__DATA SHOWN__
§

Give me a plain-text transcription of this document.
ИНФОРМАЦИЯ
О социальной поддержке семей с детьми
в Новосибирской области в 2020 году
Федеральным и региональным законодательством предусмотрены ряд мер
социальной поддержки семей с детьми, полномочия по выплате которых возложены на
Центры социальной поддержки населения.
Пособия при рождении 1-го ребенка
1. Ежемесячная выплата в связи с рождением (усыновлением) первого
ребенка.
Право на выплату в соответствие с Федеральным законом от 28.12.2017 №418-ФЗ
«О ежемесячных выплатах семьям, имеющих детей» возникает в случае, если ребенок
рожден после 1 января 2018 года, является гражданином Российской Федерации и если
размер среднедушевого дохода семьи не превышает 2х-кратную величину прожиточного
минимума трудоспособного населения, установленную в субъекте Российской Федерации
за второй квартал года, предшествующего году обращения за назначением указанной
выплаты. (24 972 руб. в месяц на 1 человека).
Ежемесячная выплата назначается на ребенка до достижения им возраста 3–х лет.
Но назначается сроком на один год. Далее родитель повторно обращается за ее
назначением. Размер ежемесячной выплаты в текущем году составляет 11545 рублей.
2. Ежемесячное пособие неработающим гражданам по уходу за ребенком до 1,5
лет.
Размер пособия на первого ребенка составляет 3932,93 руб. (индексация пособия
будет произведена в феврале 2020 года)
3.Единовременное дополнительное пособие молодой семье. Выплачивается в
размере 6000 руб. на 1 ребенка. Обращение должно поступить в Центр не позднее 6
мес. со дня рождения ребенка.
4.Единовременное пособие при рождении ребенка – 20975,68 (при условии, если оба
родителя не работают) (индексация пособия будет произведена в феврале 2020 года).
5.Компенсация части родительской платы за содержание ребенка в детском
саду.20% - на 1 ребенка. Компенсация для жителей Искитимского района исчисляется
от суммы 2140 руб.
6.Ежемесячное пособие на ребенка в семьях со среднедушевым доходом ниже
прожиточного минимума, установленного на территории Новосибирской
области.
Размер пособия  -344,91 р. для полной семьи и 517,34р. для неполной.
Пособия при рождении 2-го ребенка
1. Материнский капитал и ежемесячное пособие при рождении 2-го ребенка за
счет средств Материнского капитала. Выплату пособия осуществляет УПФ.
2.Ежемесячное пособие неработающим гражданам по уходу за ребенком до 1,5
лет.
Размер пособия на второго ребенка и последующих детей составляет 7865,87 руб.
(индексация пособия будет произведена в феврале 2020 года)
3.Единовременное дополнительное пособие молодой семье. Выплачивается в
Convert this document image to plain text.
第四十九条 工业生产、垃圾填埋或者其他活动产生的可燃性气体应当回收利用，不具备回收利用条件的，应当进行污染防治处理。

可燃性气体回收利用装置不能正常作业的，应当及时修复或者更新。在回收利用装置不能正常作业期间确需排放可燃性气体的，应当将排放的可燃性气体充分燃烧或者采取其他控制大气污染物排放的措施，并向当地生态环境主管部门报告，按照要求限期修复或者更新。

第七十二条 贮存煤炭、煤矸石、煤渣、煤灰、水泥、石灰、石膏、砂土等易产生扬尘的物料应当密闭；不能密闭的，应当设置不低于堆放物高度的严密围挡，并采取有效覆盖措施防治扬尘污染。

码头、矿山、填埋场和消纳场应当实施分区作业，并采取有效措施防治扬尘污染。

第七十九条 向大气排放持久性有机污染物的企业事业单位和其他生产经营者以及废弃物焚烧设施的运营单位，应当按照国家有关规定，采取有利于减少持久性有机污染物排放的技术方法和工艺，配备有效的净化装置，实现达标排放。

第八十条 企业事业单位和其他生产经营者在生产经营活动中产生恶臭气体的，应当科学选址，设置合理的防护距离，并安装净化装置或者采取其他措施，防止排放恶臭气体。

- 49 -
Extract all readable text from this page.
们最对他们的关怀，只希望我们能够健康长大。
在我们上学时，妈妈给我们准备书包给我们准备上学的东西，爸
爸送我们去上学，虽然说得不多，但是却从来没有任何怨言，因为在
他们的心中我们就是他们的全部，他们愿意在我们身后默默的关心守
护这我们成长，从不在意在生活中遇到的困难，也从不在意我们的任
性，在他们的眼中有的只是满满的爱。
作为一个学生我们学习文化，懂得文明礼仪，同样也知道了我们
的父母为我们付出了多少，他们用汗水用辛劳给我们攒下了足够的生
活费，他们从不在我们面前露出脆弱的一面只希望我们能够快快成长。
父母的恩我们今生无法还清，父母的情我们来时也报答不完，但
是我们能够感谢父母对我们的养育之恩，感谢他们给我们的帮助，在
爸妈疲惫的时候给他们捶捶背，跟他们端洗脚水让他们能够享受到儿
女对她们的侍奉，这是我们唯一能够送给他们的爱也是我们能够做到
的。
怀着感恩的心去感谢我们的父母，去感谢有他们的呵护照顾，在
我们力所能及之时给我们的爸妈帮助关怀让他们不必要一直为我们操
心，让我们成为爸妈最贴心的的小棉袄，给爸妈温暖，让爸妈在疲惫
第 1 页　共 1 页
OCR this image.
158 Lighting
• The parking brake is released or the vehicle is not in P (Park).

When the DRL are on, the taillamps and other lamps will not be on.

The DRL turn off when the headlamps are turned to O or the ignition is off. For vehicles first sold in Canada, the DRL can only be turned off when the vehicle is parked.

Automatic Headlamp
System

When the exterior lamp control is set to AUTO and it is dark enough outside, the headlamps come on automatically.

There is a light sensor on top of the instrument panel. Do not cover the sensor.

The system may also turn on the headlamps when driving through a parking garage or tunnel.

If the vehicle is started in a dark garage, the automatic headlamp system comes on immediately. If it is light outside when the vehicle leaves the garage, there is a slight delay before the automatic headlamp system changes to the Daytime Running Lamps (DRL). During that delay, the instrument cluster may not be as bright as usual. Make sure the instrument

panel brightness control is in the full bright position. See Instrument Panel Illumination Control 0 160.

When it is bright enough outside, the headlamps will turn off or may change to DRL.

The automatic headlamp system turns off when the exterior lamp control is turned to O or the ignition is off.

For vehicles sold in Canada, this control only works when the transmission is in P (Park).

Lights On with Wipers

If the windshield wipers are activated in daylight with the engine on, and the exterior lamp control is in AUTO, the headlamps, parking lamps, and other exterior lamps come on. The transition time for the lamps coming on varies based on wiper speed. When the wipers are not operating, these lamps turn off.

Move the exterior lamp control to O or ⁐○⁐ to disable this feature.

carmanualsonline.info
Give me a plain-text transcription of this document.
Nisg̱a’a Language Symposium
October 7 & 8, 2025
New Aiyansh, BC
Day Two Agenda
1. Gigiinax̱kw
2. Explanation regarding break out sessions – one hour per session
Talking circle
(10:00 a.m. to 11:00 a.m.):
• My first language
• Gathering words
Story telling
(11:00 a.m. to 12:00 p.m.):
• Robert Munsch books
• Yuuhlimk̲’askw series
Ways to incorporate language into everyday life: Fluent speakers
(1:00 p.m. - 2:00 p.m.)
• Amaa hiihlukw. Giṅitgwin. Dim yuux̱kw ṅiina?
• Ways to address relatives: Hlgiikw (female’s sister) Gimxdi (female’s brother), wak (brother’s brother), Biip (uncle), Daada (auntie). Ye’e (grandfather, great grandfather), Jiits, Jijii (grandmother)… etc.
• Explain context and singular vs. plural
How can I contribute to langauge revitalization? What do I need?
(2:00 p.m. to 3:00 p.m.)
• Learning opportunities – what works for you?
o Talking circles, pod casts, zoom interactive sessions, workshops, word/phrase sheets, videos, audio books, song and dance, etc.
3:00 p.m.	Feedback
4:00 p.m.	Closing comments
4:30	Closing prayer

§

__EXERCISE OBJECTIVE__
Return, from the data, each line that has the word "only" in it.

__RESPONSE__
The DRL turn off when the headlamps are turned to O or the ignition is off. For vehicles first sold in Canada, the DRL can only be turned off when the vehicle is parked.
For vehicles sold in Canada, this control only works when the transmission is in P (Park).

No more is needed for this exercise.